__Supplied records__.
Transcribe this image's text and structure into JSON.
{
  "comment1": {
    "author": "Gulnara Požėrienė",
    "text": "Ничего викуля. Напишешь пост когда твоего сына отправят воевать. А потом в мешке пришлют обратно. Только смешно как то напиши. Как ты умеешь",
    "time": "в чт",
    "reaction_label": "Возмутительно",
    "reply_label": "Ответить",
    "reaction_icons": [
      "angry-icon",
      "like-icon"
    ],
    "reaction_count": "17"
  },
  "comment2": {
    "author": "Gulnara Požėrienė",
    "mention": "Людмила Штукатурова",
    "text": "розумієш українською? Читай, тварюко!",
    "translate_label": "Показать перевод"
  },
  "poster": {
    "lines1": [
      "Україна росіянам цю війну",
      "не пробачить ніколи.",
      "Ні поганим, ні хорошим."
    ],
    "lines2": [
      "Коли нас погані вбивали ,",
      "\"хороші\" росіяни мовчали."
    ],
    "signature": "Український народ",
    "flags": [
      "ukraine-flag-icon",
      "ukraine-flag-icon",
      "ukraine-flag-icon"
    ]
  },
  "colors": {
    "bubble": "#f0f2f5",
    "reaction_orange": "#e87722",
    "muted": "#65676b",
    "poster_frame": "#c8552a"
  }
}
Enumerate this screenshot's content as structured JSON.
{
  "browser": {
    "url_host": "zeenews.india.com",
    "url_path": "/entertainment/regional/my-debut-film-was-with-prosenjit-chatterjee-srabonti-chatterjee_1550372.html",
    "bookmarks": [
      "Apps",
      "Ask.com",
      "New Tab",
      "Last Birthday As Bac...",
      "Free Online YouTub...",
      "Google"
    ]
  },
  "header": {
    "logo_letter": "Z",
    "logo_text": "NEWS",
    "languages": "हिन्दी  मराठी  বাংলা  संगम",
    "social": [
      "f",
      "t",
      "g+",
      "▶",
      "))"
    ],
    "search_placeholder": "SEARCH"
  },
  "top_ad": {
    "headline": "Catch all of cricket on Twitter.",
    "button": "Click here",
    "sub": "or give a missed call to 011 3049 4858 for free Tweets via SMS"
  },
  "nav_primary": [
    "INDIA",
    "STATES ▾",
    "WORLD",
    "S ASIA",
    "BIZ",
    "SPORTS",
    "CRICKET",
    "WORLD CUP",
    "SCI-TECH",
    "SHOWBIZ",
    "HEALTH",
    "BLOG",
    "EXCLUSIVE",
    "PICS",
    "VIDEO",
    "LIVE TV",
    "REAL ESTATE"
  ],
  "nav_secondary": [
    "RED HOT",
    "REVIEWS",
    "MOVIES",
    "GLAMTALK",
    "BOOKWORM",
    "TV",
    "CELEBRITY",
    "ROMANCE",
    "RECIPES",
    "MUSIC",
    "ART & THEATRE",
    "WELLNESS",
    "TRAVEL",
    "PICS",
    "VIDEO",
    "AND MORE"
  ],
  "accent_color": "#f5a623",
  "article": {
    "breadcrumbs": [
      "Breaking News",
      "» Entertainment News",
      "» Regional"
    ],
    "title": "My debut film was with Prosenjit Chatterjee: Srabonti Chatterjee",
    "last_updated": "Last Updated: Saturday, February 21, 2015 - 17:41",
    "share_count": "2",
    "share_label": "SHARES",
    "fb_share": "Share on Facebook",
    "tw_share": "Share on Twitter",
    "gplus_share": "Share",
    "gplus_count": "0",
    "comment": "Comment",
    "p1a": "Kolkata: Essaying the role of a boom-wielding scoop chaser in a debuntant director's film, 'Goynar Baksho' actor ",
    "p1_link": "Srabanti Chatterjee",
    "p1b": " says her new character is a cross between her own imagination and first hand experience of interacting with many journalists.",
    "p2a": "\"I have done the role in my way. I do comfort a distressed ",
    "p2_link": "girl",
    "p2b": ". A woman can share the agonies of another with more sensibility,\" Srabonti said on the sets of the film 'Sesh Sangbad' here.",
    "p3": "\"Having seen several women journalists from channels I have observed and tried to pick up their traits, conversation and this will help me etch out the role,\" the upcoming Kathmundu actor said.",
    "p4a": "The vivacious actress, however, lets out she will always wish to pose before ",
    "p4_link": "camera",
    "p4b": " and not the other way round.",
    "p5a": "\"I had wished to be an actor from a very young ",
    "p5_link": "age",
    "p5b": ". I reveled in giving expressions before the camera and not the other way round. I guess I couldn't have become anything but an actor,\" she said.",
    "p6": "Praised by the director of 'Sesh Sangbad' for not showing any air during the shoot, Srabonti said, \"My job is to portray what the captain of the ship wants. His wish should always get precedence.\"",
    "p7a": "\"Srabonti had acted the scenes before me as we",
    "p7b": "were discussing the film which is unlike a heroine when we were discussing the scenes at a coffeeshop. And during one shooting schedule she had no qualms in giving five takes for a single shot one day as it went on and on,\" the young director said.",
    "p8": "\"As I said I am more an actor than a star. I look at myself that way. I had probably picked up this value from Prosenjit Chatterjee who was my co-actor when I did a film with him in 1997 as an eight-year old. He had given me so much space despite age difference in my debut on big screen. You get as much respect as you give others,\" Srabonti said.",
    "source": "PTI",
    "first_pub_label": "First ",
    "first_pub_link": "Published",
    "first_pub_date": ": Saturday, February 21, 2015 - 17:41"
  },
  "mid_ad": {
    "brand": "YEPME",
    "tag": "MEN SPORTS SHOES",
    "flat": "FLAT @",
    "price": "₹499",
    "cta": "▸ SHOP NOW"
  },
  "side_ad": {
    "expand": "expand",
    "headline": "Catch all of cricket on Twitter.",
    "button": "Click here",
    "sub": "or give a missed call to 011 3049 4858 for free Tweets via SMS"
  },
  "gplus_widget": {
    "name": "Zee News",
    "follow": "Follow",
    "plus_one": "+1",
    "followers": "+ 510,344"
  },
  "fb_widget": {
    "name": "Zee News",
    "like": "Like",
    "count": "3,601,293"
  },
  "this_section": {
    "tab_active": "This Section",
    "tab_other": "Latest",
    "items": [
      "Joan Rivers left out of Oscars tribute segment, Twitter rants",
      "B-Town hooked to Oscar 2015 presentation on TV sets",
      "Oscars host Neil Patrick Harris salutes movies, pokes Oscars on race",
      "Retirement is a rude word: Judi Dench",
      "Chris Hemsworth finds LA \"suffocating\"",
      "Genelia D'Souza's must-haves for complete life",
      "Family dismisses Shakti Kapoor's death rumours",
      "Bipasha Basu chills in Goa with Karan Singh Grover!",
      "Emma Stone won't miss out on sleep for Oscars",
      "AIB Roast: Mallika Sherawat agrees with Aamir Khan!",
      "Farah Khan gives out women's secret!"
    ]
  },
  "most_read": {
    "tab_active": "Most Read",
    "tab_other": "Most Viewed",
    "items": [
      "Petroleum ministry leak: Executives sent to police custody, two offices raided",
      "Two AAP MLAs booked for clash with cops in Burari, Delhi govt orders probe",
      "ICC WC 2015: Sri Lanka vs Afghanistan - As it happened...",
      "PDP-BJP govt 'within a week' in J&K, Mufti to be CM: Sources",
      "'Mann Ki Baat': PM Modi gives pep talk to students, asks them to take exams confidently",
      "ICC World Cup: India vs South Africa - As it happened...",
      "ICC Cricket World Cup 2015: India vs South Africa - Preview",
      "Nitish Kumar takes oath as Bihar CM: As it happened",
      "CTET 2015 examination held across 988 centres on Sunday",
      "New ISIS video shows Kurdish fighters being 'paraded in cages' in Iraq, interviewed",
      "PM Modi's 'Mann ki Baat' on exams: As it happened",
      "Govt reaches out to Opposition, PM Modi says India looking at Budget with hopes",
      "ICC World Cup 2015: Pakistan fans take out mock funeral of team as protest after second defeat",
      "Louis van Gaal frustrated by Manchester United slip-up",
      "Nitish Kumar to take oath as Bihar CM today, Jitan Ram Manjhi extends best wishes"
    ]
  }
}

__Problem__.
Set down the listing above in full, please, exactly as it appears.

__Result__.
Transcribe this image's text and structure into JSON.
{
  "comment1": {
    "author": "Gulnara Požėrienė",
    "text": "Ничего викуля. Напишешь пост когда твоего сына отправят воевать. А потом в мешке пришлют обратно. Только смешно как то напиши. Как ты умеешь",
    "time": "в чт",
    "reaction_label": "Возмутительно",
    "reply_label": "Ответить",
    "reaction_icons": [
      "angry-icon",
      "like-icon"
    ],
    "reaction_count": "17"
  },
  "comment2": {
    "author": "Gulnara Požėrienė",
    "mention": "Людмила Штукатурова",
    "text": "розумієш українською? Читай, тварюко!",
    "translate_label": "Показать перевод"
  },
  "poster": {
    "lines1": [
      "Україна росіянам цю війну",
      "не пробачить ніколи.",
      "Ні поганим, ні хорошим."
    ],
    "lines2": [
      "Коли нас погані вбивали ,",
      "\"хороші\" росіяни мовчали."
    ],
    "signature": "Український народ",
    "flags": [
      "ukraine-flag-icon",
      "ukraine-flag-icon",
      "ukraine-flag-icon"
    ]
  },
  "colors": {
    "bubble": "#f0f2f5",
    "reaction_orange": "#e87722",
    "muted": "#65676b",
    "poster_frame": "#c8552a"
  }
}
Enumerate this screenshot's content as structured JSON.
{
  "browser": {
    "url_host": "zeenews.india.com",
    "url_path": "/entertainment/regional/my-debut-film-was-with-prosenjit-chatterjee-srabonti-chatterjee_1550372.html",
    "bookmarks": [
      "Apps",
      "Ask.com",
      "New Tab",
      "Last Birthday As Bac...",
      "Free Online YouTub...",
      "Google"
    ]
  },
  "header": {
    "logo_letter": "Z",
    "logo_text": "NEWS",
    "languages": "हिन्दी  मराठी  বাংলা  संगम",
    "social": [
      "f",
      "t",
      "g+",
      "▶",
      "))"
    ],
    "search_placeholder": "SEARCH"
  },
  "top_ad": {
    "headline": "Catch all of cricket on Twitter.",
    "button": "Click here",
    "sub": "or give a missed call to 011 3049 4858 for free Tweets via SMS"
  },
  "nav_primary": [
    "INDIA",
    "STATES ▾",
    "WORLD",
    "S ASIA",
    "BIZ",
    "SPORTS",
    "CRICKET",
    "WORLD CUP",
    "SCI-TECH",
    "SHOWBIZ",
    "HEALTH",
    "BLOG",
    "EXCLUSIVE",
    "PICS",
    "VIDEO",
    "LIVE TV",
    "REAL ESTATE"
  ],
  "nav_secondary": [
    "RED HOT",
    "REVIEWS",
    "MOVIES",
    "GLAMTALK",
    "BOOKWORM",
    "TV",
    "CELEBRITY",
    "ROMANCE",
    "RECIPES",
    "MUSIC",
    "ART & THEATRE",
    "WELLNESS",
    "TRAVEL",
    "PICS",
    "VIDEO",
    "AND MORE"
  ],
  "accent_color": "#f5a623",
  "article": {
    "breadcrumbs": [
      "Breaking News",
      "» Entertainment News",
      "» Regional"
    ],
    "title": "My debut film was with Prosenjit Chatterjee: Srabonti Chatterjee",
    "last_updated": "Last Updated: Saturday, February 21, 2015 - 17:41",
    "share_count": "2",
    "share_label": "SHARES",
    "fb_share": "Share on Facebook",
    "tw_share": "Share on Twitter",
    "gplus_share": "Share",
    "gplus_count": "0",
    "comment": "Comment",
    "p1a": "Kolkata: Essaying the role of a boom-wielding scoop chaser in a debuntant director's film, 'Goynar Baksho' actor ",
    "p1_link": "Srabanti Chatterjee",
    "p1b": " says her new character is a cross between her own imagination and first hand experience of interacting with many journalists.",
    "p2a": "\"I have done the role in my way. I do comfort a distressed ",
    "p2_link": "girl",
    "p2b": ". A woman can share the agonies of another with more sensibility,\" Srabonti said on the sets of the film 'Sesh Sangbad' here.",
    "p3": "\"Having seen several women journalists from channels I have observed and tried to pick up their traits, conversation and this will help me etch out the role,\" the upcoming Kathmundu actor said.",
    "p4a": "The vivacious actress, however, lets out she will always wish to pose before ",
    "p4_link": "camera",
    "p4b": " and not the other way round.",
    "p5a": "\"I had wished to be an actor from a very young ",
    "p5_link": "age",
    "p5b": ". I reveled in giving expressions before the camera and not the other way round. I guess I couldn't have become anything but an actor,\" she said.",
    "p6": "Praised by the director of 'Sesh Sangbad' for not showing any air during the shoot, Srabonti said, \"My job is to portray what the captain of the ship wants. His wish should always get precedence.\"",
    "p7a": "\"Srabonti had acted the scenes before me as we",
    "p7b": "were discussing the film which is unlike a heroine when we were discussing the scenes at a coffeeshop. And during one shooting schedule she had no qualms in giving five takes for a single shot one day as it went on and on,\" the young director said.",
    "p8": "\"As I said I am more an actor than a star. I look at myself that way. I had probably picked up this value from Prosenjit Chatterjee who was my co-actor when I did a film with him in 1997 as an eight-year old. He had given me so much space despite age difference in my debut on big screen. You get as much respect as you give others,\" Srabonti said.",
    "source": "PTI",
    "first_pub_label": "First ",
    "first_pub_link": "Published",
    "first_pub_date": ": Saturday, February 21, 2015 - 17:41"
  },
  "mid_ad": {
    "brand": "YEPME",
    "tag": "MEN SPORTS SHOES",
    "flat": "FLAT @",
    "price": "₹499",
    "cta": "▸ SHOP NOW"
  },
  "side_ad": {
    "expand": "expand",
    "headline": "Catch all of cricket on Twitter.",
    "button": "Click here",
    "sub": "or give a missed call to 011 3049 4858 for free Tweets via SMS"
  },
  "gplus_widget": {
    "name": "Zee News",
    "follow": "Follow",
    "plus_one": "+1",
    "followers": "+ 510,344"
  },
  "fb_widget": {
    "name": "Zee News",
    "like": "Like",
    "count": "3,601,293"
  },
  "this_section": {
    "tab_active": "This Section",
    "tab_other": "Latest",
    "items": [
      "Joan Rivers left out of Oscars tribute segment, Twitter rants",
      "B-Town hooked to Oscar 2015 presentation on TV sets",
      "Oscars host Neil Patrick Harris salutes movies, pokes Oscars on race",
      "Retirement is a rude word: Judi Dench",
      "Chris Hemsworth finds LA \"suffocating\"",
      "Genelia D'Souza's must-haves for complete life",
      "Family dismisses Shakti Kapoor's death rumours",
      "Bipasha Basu chills in Goa with Karan Singh Grover!",
      "Emma Stone won't miss out on sleep for Oscars",
      "AIB Roast: Mallika Sherawat agrees with Aamir Khan!",
      "Farah Khan gives out women's secret!"
    ]
  },
  "most_read": {
    "tab_active": "Most Read",
    "tab_other": "Most Viewed",
    "items": [
      "Petroleum ministry leak: Executives sent to police custody, two offices raided",
      "Two AAP MLAs booked for clash with cops in Burari, Delhi govt orders probe",
      "ICC WC 2015: Sri Lanka vs Afghanistan - As it happened...",
      "PDP-BJP govt 'within a week' in J&K, Mufti to be CM: Sources",
      "'Mann Ki Baat': PM Modi gives pep talk to students, asks them to take exams confidently",
      "ICC World Cup: India vs South Africa - As it happened...",
      "ICC Cricket World Cup 2015: India vs South Africa - Preview",
      "Nitish Kumar takes oath as Bihar CM: As it happened",
      "CTET 2015 examination held across 988 centres on Sunday",
      "New ISIS video shows Kurdish fighters being 'paraded in cages' in Iraq, interviewed",
      "PM Modi's 'Mann ki Baat' on exams: As it happened",
      "Govt reaches out to Opposition, PM Modi says India looking at Budget with hopes",
      "ICC World Cup 2015: Pakistan fans take out mock funeral of team as protest after second defeat",
      "Louis van Gaal frustrated by Manchester United slip-up",
      "Nitish Kumar to take oath as Bihar CM today, Jitan Ram Manjhi extends best wishes"
    ]
  }
}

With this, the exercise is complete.